[START RECORD LIST]

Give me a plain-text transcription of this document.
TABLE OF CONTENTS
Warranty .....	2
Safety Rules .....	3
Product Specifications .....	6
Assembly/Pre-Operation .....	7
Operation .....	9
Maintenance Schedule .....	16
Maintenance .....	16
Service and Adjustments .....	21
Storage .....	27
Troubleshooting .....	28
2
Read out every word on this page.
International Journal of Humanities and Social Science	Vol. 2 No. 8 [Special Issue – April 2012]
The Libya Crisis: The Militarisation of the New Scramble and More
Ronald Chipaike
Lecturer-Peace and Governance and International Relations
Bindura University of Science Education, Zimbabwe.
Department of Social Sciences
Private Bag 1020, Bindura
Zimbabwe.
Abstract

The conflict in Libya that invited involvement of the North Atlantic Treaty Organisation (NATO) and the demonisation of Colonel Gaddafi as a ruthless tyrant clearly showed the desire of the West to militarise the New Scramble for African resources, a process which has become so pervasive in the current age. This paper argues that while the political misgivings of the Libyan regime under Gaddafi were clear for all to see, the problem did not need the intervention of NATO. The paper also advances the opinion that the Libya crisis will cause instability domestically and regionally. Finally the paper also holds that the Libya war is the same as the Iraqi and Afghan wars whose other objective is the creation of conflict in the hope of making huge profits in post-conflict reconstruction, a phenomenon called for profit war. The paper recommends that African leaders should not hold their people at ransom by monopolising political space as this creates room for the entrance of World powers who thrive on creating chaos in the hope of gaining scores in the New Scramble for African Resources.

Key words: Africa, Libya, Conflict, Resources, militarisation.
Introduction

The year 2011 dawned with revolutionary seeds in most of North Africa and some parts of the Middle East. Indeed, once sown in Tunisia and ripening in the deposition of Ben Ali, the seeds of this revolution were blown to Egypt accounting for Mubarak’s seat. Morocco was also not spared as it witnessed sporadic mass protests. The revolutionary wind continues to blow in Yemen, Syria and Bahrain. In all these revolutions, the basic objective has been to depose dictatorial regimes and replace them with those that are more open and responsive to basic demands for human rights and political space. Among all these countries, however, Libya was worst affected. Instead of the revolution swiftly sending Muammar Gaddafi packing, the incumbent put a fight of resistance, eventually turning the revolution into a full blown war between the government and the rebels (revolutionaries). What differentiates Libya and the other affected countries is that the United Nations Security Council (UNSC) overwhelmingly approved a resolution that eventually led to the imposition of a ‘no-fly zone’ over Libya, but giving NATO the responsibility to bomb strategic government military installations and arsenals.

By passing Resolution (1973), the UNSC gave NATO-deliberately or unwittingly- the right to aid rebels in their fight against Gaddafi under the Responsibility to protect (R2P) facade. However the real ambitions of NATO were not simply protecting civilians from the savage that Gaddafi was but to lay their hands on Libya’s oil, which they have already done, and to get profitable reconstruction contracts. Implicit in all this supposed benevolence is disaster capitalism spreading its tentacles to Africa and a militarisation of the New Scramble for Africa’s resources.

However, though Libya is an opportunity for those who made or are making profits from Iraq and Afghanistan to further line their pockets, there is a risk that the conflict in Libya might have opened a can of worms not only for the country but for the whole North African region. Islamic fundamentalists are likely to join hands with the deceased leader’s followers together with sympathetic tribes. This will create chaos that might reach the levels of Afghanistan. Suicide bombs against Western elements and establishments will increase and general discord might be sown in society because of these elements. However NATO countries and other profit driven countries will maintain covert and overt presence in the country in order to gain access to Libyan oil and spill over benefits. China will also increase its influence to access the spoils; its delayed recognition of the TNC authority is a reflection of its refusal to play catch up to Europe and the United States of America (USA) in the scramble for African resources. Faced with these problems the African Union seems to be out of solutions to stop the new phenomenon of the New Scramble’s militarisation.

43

[END RECORD LIST]

■ **WHAT THE TASK REQUIRES**: Go through the records above and copy every line with the word "Bindura".

■ **REPLY**:
Bindura University of Science Education, Zimbabwe.
Private Bag 1020, Bindura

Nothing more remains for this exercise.